What you need to do
Which lines hold the word "xlabel"? Copy each of them.

Information given
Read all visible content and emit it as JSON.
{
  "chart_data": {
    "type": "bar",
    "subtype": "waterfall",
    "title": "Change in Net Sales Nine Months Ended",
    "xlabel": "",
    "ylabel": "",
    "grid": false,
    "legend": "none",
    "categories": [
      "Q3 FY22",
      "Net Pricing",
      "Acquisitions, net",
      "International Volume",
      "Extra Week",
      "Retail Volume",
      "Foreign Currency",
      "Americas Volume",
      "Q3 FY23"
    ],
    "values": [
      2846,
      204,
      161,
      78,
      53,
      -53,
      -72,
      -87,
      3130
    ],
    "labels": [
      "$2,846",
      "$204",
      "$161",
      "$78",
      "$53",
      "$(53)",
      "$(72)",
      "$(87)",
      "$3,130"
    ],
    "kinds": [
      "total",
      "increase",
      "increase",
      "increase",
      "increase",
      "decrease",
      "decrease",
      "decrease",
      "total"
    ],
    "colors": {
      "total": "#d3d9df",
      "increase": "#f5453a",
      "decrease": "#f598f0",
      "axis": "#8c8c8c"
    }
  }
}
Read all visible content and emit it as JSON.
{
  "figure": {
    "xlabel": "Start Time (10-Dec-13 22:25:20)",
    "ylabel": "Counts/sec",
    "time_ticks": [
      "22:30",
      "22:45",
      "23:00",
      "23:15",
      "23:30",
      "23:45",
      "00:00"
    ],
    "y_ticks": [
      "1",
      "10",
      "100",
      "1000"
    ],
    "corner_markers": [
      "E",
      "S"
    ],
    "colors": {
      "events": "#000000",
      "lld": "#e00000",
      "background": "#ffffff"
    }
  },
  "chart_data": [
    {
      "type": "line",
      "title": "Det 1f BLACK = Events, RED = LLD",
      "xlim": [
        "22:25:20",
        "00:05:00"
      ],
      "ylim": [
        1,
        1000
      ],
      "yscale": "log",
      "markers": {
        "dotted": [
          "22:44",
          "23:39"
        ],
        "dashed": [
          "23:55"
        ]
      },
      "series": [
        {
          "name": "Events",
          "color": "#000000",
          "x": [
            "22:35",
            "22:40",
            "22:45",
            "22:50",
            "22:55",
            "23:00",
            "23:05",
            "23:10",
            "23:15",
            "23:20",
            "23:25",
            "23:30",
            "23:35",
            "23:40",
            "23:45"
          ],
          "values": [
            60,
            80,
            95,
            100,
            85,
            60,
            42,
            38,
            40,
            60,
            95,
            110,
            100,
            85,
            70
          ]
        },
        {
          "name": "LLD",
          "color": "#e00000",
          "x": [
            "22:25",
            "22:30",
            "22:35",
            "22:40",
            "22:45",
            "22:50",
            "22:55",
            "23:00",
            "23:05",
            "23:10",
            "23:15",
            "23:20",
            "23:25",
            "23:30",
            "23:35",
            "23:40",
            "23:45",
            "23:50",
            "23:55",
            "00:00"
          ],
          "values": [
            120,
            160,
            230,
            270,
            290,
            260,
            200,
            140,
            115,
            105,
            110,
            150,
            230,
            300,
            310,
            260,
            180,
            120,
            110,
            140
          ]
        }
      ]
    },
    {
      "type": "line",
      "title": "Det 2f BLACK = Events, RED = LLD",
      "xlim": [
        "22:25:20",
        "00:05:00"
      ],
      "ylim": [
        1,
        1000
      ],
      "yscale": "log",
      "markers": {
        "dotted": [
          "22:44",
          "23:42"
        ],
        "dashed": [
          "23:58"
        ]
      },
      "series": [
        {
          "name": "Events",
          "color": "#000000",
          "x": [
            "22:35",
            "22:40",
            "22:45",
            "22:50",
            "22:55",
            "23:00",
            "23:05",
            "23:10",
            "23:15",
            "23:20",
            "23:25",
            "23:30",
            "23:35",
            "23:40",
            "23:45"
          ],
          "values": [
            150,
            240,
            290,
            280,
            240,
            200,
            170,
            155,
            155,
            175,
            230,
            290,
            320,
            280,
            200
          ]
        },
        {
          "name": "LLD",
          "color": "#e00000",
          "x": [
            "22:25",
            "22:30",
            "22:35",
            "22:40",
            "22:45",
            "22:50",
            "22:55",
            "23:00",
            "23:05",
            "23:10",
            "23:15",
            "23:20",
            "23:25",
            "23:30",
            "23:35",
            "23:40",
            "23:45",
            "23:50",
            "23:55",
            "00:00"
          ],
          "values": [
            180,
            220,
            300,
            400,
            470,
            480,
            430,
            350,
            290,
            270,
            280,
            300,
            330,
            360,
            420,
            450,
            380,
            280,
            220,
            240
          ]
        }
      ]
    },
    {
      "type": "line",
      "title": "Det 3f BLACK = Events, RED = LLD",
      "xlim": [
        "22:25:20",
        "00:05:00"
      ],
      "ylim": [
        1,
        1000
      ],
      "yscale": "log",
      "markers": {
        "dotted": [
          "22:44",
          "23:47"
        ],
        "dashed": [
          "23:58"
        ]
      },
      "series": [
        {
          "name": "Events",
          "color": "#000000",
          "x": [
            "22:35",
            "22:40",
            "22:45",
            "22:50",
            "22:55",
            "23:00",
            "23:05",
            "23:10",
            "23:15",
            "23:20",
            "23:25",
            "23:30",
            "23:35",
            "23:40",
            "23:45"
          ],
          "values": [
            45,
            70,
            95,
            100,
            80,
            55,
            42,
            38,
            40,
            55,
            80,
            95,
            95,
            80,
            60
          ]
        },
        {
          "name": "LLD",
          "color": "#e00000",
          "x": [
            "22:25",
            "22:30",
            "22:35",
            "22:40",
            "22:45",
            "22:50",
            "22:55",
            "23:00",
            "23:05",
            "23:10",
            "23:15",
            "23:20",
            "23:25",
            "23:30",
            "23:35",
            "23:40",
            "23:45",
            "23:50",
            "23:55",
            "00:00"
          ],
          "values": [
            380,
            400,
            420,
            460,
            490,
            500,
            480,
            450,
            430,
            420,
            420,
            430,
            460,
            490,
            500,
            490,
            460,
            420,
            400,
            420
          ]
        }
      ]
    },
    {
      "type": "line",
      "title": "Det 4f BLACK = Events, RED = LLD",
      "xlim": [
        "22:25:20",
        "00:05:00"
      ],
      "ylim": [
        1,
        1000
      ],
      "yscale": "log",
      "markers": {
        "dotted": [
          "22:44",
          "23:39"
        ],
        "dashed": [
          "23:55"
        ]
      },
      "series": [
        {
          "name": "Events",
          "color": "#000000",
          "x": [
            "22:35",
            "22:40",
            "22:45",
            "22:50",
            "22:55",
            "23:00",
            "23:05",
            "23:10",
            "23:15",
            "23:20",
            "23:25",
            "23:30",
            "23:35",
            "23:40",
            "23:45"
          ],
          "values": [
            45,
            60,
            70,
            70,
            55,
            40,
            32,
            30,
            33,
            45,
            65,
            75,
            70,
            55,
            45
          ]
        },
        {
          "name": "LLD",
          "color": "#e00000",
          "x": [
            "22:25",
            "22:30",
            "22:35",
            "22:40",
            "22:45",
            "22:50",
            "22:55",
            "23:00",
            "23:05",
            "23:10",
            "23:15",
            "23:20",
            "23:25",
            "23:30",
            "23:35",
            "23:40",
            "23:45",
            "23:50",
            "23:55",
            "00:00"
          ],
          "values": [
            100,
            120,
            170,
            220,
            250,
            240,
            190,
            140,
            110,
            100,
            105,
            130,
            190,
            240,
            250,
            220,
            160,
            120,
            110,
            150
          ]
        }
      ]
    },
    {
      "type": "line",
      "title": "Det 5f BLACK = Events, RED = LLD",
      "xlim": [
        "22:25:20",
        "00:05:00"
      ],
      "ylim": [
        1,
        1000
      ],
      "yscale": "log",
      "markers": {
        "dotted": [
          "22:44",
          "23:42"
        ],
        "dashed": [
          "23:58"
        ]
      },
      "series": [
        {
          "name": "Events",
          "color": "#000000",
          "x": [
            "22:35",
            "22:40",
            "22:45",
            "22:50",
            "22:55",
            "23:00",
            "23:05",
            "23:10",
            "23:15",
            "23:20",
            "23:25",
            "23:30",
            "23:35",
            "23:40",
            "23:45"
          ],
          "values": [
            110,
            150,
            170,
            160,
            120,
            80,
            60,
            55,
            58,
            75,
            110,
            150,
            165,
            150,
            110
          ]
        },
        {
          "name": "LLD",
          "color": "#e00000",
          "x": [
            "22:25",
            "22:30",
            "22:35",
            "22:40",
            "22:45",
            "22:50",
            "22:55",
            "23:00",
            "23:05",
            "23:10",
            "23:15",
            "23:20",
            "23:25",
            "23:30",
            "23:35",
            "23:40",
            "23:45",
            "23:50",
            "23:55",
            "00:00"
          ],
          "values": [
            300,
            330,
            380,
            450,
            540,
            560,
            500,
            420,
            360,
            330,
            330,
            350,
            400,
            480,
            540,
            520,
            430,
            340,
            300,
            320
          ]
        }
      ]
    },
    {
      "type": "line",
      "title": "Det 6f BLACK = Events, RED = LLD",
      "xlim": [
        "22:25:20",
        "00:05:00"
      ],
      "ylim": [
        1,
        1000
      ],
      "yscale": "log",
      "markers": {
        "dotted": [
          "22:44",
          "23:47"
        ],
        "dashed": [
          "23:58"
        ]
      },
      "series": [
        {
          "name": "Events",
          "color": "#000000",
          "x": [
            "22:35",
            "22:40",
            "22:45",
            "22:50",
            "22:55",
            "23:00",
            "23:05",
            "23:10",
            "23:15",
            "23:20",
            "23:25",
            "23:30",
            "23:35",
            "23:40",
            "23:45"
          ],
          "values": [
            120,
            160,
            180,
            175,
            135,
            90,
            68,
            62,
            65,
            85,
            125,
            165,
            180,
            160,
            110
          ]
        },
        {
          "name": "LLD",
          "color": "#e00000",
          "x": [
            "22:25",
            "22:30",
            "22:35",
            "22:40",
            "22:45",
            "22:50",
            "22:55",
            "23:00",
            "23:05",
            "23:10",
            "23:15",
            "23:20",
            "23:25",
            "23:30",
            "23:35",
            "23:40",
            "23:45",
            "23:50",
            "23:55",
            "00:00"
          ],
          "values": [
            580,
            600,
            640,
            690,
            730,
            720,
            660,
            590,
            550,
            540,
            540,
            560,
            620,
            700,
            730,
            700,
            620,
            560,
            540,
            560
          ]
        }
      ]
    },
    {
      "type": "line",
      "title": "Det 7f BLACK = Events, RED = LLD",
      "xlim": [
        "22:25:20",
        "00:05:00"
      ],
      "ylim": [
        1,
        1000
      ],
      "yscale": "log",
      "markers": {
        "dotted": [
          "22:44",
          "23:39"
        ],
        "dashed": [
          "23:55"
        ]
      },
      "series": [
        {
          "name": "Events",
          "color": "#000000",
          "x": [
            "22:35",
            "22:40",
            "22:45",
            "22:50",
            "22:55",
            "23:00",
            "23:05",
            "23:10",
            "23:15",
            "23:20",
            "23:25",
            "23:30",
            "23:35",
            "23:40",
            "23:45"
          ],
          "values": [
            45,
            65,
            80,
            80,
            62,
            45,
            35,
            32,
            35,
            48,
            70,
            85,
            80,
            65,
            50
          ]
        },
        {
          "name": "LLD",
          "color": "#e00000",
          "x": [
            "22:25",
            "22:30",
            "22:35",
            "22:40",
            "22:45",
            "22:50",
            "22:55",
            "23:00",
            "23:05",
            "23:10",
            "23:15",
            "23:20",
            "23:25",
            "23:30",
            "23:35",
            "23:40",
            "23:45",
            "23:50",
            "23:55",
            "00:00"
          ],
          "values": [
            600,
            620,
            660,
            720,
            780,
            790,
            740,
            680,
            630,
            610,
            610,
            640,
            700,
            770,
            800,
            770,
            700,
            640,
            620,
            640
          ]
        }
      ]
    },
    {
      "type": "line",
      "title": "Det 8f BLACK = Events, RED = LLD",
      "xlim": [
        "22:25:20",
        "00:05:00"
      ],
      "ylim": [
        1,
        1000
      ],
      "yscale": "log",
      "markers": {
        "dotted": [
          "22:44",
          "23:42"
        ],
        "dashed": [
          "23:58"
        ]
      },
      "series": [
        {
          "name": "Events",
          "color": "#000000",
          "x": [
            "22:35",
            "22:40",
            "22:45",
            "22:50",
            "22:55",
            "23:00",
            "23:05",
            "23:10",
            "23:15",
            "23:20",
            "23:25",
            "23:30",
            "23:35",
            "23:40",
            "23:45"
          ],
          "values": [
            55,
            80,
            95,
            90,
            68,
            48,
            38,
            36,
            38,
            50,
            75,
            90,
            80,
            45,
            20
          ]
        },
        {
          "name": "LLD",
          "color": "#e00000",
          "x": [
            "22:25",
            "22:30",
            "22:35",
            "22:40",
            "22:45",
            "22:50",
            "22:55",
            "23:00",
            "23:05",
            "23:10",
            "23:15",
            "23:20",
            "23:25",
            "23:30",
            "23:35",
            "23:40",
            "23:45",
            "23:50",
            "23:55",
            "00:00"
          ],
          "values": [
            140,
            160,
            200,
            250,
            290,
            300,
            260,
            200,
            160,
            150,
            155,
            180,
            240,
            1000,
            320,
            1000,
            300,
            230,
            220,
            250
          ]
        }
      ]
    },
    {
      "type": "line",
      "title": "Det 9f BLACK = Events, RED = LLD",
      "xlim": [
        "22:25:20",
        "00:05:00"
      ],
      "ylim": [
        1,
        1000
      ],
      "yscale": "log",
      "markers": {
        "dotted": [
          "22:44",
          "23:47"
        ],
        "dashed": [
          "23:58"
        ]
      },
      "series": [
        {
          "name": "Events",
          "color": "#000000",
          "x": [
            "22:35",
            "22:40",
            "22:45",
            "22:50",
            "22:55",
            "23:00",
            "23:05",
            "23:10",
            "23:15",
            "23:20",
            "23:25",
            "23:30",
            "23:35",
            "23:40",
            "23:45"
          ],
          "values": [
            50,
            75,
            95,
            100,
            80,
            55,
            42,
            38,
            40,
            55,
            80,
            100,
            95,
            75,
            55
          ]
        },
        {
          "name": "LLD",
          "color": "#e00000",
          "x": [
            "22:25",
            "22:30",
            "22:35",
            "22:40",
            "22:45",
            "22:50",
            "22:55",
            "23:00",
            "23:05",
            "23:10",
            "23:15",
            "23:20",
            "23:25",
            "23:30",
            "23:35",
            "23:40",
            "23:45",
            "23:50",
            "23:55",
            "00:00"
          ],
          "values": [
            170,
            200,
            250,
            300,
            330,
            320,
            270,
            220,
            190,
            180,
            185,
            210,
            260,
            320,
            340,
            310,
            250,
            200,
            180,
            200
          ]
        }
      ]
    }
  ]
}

==

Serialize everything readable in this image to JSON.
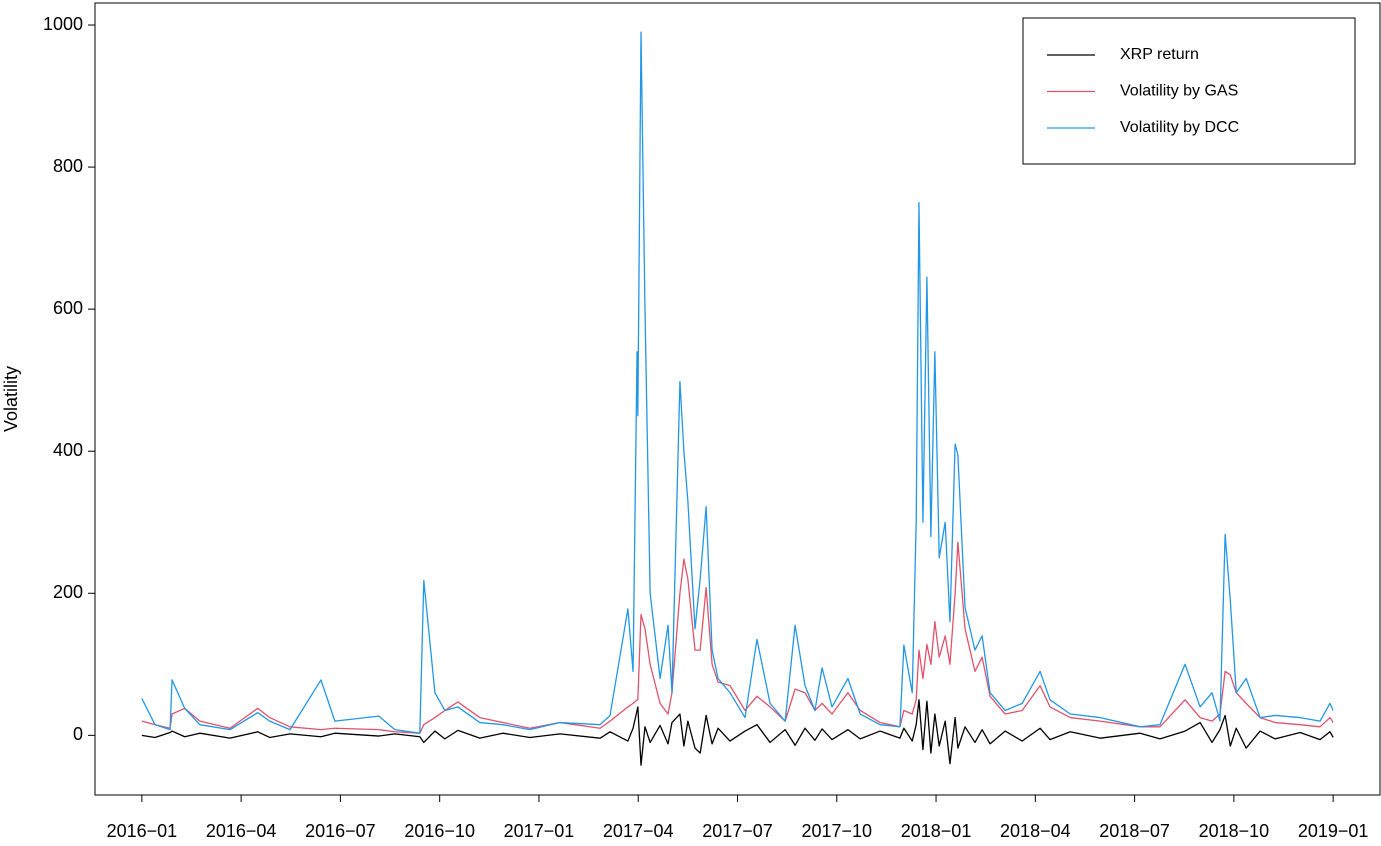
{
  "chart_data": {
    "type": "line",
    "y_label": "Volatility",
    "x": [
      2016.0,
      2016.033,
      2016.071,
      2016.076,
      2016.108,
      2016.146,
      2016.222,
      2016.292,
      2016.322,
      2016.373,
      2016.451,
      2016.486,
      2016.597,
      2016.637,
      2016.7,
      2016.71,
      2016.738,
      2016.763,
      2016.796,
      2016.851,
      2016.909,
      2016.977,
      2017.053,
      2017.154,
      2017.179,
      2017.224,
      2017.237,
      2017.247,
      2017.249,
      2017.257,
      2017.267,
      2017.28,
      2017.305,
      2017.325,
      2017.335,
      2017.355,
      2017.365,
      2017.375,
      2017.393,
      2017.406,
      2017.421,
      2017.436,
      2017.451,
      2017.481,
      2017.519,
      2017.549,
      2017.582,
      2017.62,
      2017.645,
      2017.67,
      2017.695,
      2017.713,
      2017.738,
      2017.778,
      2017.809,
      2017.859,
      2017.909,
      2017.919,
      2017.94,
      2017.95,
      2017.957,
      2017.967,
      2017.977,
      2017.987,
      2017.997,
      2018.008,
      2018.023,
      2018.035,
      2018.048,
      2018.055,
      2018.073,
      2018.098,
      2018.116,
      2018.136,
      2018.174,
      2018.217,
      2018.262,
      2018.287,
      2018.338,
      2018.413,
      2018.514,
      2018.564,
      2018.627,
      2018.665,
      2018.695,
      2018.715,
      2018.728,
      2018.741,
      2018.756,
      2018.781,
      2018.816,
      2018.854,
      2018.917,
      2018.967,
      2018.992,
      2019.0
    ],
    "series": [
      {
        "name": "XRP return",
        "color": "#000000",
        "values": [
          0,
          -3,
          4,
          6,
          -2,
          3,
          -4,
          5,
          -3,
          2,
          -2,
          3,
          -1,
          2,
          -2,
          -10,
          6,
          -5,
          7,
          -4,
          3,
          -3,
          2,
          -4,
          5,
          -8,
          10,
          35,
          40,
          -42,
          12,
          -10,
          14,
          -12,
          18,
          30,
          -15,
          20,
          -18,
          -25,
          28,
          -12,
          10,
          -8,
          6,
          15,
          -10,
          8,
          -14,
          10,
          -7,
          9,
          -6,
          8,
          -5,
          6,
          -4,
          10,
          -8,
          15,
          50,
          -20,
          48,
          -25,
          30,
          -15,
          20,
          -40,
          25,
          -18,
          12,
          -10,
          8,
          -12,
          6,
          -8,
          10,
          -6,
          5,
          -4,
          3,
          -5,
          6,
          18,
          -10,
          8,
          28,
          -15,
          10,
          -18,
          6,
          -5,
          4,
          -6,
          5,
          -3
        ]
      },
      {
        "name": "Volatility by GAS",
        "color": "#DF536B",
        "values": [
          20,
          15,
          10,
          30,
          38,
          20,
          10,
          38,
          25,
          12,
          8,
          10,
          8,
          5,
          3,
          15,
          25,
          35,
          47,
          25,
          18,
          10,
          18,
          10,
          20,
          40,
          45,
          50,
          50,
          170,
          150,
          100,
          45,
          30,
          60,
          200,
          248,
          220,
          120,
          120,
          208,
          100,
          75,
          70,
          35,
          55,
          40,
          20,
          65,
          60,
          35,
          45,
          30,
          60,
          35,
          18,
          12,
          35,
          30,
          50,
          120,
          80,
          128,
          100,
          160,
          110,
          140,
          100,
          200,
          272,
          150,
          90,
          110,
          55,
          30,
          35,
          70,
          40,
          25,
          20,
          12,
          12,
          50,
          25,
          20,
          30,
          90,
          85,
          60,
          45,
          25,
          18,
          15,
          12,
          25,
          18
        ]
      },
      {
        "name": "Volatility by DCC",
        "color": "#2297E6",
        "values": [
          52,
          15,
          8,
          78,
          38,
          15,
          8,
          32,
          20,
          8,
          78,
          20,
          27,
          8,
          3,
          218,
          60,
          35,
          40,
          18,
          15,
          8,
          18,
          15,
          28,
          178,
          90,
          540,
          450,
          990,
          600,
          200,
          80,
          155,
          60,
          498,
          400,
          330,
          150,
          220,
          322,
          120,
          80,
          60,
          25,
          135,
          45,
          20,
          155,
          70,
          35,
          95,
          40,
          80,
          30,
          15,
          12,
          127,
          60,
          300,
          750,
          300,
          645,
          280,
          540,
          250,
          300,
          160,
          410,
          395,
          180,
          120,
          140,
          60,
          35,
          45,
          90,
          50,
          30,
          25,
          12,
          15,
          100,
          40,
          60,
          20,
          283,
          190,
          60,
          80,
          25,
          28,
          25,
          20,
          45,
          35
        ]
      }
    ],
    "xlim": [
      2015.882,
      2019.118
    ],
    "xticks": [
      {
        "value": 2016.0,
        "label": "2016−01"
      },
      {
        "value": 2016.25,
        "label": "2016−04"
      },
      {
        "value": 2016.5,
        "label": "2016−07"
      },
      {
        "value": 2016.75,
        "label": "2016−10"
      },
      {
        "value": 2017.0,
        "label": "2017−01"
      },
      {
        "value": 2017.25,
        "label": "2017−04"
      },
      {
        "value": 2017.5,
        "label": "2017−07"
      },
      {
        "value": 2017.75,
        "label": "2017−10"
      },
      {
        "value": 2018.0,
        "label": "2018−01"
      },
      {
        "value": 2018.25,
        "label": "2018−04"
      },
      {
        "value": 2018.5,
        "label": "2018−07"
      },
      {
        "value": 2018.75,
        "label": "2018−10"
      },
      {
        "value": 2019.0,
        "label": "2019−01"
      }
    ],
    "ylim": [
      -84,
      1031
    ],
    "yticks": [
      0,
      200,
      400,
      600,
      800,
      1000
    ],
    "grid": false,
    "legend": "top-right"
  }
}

Task response
    "xlabel": "",
    "xlabel": "Start Time (10-Dec-13 22:25:20)",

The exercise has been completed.